> [EXERCISE DIRECTIONS]: Extract every line of the material below and reproduce it faithfully.
[BEGIN]
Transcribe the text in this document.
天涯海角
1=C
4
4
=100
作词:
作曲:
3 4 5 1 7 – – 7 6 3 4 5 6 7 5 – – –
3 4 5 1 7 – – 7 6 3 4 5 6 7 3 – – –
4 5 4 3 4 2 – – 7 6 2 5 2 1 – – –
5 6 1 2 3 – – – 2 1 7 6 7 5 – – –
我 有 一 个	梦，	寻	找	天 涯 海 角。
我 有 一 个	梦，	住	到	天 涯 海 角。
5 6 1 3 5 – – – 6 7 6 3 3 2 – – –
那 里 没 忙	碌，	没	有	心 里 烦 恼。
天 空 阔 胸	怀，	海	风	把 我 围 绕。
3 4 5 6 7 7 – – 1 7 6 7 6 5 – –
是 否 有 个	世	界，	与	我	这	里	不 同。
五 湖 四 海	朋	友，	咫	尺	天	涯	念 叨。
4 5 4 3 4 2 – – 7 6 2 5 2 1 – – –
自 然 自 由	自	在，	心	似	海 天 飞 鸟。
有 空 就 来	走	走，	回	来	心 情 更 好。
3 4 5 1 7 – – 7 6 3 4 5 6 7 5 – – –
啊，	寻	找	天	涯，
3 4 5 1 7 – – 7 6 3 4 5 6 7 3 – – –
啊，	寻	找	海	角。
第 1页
[END]
> [CORRECT RESULT]:
Transcribe the text in this document.
天涯海角
1=C
4
4
=100
作词:
作曲:
3 4 5 1 7 – – 7 6 3 4 5 6 7 5 – – –
3 4 5 1 7 – – 7 6 3 4 5 6 7 3 – – –
4 5 4 3 4 2 – – 7 6 2 5 2 1 – – –
5 6 1 2 3 – – – 2 1 7 6 7 5 – – –
我 有 一 个	梦，	寻	找	天 涯 海 角。
我 有 一 个	梦，	住	到	天 涯 海 角。
5 6 1 3 5 – – – 6 7 6 3 3 2 – – –
那 里 没 忙	碌，	没	有	心 里 烦 恼。
天 空 阔 胸	怀，	海	风	把 我 围 绕。
3 4 5 6 7 7 – – 1 7 6 7 6 5 – –
是 否 有 个	世	界，	与	我	这	里	不 同。
五 湖 四 海	朋	友，	咫	尺	天	涯	念 叨。
4 5 4 3 4 2 – – 7 6 2 5 2 1 – – –
自 然 自 由	自	在，	心	似	海 天 飞 鸟。
有 空 就 来	走	走，	回	来	心 情 更 好。
3 4 5 1 7 – – 7 6 3 4 5 6 7 5 – – –
啊，	寻	找	天	涯，
3 4 5 1 7 – – 7 6 3 4 5 6 7 3 – – –
啊，	寻	找	海	角。
第 1页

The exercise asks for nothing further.